▶ **Description of the task**
Among the lines below, count those containing the word "cortar". Give the number only.

▶ **Supplied records**
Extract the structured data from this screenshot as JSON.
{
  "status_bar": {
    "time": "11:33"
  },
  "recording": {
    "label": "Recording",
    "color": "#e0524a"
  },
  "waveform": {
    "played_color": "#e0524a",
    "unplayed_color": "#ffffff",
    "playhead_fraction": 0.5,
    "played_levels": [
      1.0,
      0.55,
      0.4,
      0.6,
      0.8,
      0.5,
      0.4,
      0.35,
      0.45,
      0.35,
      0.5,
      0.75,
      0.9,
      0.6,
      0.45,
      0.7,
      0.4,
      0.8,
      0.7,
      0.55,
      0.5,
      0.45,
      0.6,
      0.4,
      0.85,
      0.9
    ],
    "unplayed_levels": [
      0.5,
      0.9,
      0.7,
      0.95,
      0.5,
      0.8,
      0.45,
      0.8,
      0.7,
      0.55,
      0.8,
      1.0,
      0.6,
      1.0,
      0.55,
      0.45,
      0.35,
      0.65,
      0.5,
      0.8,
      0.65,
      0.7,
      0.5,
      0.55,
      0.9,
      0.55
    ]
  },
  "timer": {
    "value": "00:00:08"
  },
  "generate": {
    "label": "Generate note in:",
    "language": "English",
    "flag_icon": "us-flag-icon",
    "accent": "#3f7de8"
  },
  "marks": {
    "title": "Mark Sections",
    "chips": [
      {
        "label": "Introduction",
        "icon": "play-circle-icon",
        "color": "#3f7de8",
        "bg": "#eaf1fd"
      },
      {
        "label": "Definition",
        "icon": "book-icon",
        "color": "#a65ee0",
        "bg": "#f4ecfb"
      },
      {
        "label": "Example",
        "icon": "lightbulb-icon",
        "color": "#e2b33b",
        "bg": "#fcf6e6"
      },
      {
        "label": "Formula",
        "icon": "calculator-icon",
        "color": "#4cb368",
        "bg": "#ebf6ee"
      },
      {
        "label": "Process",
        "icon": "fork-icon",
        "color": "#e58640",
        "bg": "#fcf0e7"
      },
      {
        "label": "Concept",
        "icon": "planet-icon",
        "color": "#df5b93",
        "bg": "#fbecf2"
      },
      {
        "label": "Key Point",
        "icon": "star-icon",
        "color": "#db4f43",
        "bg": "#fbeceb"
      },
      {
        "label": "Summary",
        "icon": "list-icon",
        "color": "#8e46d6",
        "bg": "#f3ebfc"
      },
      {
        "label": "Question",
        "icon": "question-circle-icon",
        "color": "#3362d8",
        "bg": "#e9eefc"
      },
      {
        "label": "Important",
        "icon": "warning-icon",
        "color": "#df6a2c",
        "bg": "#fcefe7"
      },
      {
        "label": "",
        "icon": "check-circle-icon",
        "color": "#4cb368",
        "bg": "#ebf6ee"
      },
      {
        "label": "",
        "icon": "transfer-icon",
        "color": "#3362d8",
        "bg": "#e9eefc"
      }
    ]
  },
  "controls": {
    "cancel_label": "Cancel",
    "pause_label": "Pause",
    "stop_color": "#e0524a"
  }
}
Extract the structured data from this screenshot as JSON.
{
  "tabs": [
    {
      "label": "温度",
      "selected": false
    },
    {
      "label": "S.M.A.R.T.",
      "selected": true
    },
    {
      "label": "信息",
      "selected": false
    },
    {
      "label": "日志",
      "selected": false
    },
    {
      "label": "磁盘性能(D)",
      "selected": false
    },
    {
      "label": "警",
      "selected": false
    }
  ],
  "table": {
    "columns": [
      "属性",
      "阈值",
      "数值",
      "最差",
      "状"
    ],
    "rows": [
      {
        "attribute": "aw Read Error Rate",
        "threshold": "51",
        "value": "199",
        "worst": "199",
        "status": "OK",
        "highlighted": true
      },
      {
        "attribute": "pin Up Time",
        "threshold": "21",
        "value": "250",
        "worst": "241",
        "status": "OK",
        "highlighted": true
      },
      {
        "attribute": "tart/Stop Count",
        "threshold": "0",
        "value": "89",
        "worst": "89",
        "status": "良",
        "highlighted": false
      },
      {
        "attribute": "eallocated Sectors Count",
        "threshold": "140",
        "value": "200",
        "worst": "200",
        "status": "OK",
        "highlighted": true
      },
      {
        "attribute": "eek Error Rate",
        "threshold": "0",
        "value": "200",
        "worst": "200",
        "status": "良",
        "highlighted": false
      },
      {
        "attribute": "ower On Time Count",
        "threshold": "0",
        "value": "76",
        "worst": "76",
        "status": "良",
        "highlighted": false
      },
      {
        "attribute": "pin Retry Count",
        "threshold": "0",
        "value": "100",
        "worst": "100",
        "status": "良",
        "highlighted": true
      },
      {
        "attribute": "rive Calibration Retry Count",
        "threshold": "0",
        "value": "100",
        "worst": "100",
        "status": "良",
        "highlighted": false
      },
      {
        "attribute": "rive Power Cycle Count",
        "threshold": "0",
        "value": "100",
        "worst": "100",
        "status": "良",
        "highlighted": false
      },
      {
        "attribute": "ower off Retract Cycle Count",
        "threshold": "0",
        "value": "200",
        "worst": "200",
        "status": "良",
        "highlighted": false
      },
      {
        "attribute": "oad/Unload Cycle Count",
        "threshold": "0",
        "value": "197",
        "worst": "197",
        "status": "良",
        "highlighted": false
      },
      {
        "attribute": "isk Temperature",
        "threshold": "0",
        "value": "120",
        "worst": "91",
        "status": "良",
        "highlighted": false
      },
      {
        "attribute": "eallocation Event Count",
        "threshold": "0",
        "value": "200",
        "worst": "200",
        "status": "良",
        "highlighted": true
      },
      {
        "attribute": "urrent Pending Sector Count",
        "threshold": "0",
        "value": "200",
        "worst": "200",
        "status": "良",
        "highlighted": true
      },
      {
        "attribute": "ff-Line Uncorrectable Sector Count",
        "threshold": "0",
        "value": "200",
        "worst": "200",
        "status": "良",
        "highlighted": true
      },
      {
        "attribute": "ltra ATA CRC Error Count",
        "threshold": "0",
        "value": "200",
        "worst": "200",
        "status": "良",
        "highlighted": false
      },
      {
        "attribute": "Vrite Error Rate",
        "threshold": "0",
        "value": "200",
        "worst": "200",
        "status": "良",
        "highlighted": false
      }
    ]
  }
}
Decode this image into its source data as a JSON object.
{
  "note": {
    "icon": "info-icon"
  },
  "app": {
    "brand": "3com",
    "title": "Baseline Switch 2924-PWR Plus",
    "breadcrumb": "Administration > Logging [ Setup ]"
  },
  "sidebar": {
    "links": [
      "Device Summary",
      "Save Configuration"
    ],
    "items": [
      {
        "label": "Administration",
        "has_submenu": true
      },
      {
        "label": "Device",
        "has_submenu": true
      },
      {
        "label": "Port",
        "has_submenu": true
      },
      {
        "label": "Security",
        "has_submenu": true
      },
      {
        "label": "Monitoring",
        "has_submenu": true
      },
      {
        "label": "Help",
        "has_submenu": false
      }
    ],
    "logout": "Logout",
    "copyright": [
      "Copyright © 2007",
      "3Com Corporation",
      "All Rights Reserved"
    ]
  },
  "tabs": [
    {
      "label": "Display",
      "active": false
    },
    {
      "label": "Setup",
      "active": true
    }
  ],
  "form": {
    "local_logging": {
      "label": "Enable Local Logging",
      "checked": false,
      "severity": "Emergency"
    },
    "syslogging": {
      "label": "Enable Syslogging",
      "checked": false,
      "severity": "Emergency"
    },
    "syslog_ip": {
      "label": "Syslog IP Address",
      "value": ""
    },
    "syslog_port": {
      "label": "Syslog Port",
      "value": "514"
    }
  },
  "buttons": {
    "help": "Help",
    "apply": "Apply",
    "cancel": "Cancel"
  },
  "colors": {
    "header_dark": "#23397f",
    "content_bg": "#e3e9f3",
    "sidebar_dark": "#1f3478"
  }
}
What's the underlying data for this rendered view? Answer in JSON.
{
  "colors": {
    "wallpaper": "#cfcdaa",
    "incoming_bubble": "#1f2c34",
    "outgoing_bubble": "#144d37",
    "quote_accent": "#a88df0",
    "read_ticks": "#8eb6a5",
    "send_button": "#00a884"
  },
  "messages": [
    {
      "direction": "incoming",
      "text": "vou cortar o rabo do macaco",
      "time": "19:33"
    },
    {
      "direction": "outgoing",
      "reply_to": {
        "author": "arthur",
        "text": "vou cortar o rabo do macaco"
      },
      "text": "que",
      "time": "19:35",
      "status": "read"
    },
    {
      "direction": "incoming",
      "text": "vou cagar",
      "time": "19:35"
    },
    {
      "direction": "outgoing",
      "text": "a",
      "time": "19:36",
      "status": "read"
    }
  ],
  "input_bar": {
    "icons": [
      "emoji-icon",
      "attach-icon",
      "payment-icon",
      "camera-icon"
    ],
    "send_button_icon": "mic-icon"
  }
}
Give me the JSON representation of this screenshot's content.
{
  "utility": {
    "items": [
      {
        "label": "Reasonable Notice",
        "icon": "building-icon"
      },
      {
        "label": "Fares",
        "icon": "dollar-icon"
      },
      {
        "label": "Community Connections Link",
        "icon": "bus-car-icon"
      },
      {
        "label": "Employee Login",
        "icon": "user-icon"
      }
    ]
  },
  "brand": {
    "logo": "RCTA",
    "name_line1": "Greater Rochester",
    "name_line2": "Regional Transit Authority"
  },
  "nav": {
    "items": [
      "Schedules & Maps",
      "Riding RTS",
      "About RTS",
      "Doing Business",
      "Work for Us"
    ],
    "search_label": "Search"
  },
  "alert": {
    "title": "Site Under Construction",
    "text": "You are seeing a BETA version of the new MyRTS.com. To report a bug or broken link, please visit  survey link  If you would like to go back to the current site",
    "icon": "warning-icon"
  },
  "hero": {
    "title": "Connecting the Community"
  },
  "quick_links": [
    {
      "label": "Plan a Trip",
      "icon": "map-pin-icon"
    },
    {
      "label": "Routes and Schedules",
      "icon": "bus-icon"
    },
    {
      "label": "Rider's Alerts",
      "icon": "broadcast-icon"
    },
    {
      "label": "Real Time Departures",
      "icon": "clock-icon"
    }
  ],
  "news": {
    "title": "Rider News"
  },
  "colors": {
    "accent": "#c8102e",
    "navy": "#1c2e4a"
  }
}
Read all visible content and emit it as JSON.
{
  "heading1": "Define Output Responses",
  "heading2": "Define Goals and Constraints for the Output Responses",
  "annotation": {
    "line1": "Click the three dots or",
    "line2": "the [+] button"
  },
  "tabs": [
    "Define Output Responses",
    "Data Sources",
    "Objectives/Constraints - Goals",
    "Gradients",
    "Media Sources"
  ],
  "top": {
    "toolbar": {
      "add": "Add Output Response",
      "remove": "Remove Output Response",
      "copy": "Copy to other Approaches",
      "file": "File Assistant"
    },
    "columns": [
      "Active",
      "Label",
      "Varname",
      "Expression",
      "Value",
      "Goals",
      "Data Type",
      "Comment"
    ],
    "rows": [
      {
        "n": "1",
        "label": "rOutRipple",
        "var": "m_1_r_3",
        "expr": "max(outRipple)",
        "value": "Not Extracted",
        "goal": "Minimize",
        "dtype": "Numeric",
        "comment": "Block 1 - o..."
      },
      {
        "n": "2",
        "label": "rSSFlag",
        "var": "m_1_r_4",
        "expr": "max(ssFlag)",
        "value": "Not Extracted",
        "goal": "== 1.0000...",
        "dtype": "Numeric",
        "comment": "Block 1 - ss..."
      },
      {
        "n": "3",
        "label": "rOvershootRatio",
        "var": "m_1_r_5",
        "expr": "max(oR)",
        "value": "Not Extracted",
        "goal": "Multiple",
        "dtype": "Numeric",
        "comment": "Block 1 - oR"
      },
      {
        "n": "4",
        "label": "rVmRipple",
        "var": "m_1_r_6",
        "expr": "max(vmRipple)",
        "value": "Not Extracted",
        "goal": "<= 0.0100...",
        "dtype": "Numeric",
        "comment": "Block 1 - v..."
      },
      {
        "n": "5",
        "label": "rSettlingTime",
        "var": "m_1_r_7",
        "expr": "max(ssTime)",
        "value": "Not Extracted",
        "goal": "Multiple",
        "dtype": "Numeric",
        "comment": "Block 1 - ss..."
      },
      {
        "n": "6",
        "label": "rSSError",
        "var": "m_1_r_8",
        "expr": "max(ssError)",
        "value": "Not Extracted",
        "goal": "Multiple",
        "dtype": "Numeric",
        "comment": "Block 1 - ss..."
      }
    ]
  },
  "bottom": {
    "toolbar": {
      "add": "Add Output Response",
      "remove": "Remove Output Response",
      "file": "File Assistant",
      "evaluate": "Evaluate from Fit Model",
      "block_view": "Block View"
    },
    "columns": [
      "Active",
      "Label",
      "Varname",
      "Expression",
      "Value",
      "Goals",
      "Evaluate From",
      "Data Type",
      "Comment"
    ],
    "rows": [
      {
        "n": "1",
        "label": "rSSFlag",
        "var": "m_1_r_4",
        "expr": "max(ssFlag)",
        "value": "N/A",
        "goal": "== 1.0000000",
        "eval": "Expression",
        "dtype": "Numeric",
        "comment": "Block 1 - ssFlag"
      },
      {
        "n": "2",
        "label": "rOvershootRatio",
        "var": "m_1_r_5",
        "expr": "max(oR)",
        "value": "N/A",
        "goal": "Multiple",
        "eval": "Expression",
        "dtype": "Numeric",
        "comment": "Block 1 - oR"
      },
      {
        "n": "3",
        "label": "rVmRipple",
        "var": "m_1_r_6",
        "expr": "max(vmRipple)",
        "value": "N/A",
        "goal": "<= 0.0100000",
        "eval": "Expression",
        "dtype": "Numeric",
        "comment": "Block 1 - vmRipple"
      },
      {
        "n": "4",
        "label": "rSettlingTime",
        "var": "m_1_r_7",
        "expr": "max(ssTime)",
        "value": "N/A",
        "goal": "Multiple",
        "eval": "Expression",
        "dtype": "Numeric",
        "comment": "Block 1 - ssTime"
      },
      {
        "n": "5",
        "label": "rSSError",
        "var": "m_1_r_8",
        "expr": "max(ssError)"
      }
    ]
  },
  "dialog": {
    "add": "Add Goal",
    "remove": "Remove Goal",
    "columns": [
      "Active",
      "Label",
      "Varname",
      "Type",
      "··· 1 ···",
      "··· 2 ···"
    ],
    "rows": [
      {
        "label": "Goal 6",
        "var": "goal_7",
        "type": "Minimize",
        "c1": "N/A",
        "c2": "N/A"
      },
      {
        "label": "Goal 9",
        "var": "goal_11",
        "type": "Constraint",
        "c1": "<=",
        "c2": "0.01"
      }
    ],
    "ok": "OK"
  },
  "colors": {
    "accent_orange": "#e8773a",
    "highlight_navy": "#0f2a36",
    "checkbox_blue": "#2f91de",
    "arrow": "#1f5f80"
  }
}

▶ **Response below**
2